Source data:

○ ○ ○ ○ ○

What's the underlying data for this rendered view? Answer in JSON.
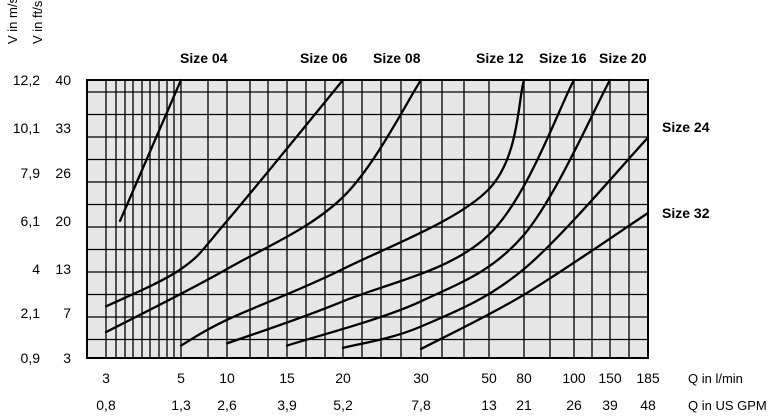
{
  "chart_data": {
    "type": "line",
    "y_axis_title_ms": "V in m/s",
    "y_axis_title_fts": "V in ft/s",
    "y_ticks_ms": [
      "12,2",
      "10,1",
      "7,9",
      "6,1",
      "4",
      "2,1",
      "0,9"
    ],
    "y_ticks_fts": [
      "40",
      "33",
      "26",
      "20",
      "13",
      "7",
      "3"
    ],
    "x_ticks_lmin": [
      "3",
      "5",
      "10",
      "15",
      "20",
      "30",
      "50",
      "80",
      "100",
      "150",
      "185"
    ],
    "x_ticks_gpm": [
      "0,8",
      "1,3",
      "2,6",
      "3,9",
      "5,2",
      "7,8",
      "13",
      "21",
      "26",
      "39",
      "48"
    ],
    "x_axis_title_lmin": "Q in l/min",
    "x_axis_title_gpm": "Q in US GPM",
    "x_scale": "logarithmic (scale positions follow the printed tick sequence)",
    "y_range_fts": [
      3,
      40
    ],
    "grid": true,
    "series": [
      {
        "name": "Size 04",
        "points": [
          [
            3.3,
            20
          ],
          [
            5,
            40
          ]
        ]
      },
      {
        "name": "Size 06",
        "points": [
          [
            3,
            7.9
          ],
          [
            5,
            13
          ],
          [
            10,
            20
          ],
          [
            20,
            40
          ]
        ]
      },
      {
        "name": "Size 08",
        "points": [
          [
            3,
            5.3
          ],
          [
            10,
            13
          ],
          [
            20,
            23
          ],
          [
            30,
            40
          ]
        ]
      },
      {
        "name": "Size 12",
        "points": [
          [
            5,
            4.1
          ],
          [
            10,
            6.4
          ],
          [
            20,
            13
          ],
          [
            50,
            24
          ],
          [
            80,
            40
          ]
        ]
      },
      {
        "name": "Size 16",
        "points": [
          [
            10,
            4.3
          ],
          [
            20,
            8.6
          ],
          [
            50,
            18
          ],
          [
            100,
            40
          ]
        ]
      },
      {
        "name": "Size 20",
        "points": [
          [
            15,
            4.1
          ],
          [
            30,
            8.6
          ],
          [
            80,
            18
          ],
          [
            150,
            40
          ]
        ]
      },
      {
        "name": "Size 24",
        "points": [
          [
            20,
            3.9
          ],
          [
            30,
            5.8
          ],
          [
            80,
            13
          ],
          [
            185,
            31.5
          ]
        ]
      },
      {
        "name": "Size 32",
        "points": [
          [
            30,
            3.8
          ],
          [
            80,
            9.5
          ],
          [
            185,
            21
          ]
        ]
      }
    ]
  }
}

○ ○ ○ ○ ○

What to do –
Copy the records word for word, leaving no picture in the copy.

Solution to the exercise –
What's the underlying data for this rendered view? Answer in JSON.
{
  "chart_data": {
    "type": "line",
    "y_axis_title_ms": "V in m/s",
    "y_axis_title_fts": "V in ft/s",
    "y_ticks_ms": [
      "12,2",
      "10,1",
      "7,9",
      "6,1",
      "4",
      "2,1",
      "0,9"
    ],
    "y_ticks_fts": [
      "40",
      "33",
      "26",
      "20",
      "13",
      "7",
      "3"
    ],
    "x_ticks_lmin": [
      "3",
      "5",
      "10",
      "15",
      "20",
      "30",
      "50",
      "80",
      "100",
      "150",
      "185"
    ],
    "x_ticks_gpm": [
      "0,8",
      "1,3",
      "2,6",
      "3,9",
      "5,2",
      "7,8",
      "13",
      "21",
      "26",
      "39",
      "48"
    ],
    "x_axis_title_lmin": "Q in l/min",
    "x_axis_title_gpm": "Q in US GPM",
    "x_scale": "logarithmic (scale positions follow the printed tick sequence)",
    "y_range_fts": [
      3,
      40
    ],
    "grid": true,
    "series": [
      {
        "name": "Size 04",
        "points": [
          [
            3.3,
            20
          ],
          [
            5,
            40
          ]
        ]
      },
      {
        "name": "Size 06",
        "points": [
          [
            3,
            7.9
          ],
          [
            5,
            13
          ],
          [
            10,
            20
          ],
          [
            20,
            40
          ]
        ]
      },
      {
        "name": "Size 08",
        "points": [
          [
            3,
            5.3
          ],
          [
            10,
            13
          ],
          [
            20,
            23
          ],
          [
            30,
            40
          ]
        ]
      },
      {
        "name": "Size 12",
        "points": [
          [
            5,
            4.1
          ],
          [
            10,
            6.4
          ],
          [
            20,
            13
          ],
          [
            50,
            24
          ],
          [
            80,
            40
          ]
        ]
      },
      {
        "name": "Size 16",
        "points": [
          [
            10,
            4.3
          ],
          [
            20,
            8.6
          ],
          [
            50,
            18
          ],
          [
            100,
            40
          ]
        ]
      },
      {
        "name": "Size 20",
        "points": [
          [
            15,
            4.1
          ],
          [
            30,
            8.6
          ],
          [
            80,
            18
          ],
          [
            150,
            40
          ]
        ]
      },
      {
        "name": "Size 24",
        "points": [
          [
            20,
            3.9
          ],
          [
            30,
            5.8
          ],
          [
            80,
            13
          ],
          [
            185,
            31.5
          ]
        ]
      },
      {
        "name": "Size 32",
        "points": [
          [
            30,
            3.8
          ],
          [
            80,
            9.5
          ],
          [
            185,
            21
          ]
        ]
      }
    ]
  }
}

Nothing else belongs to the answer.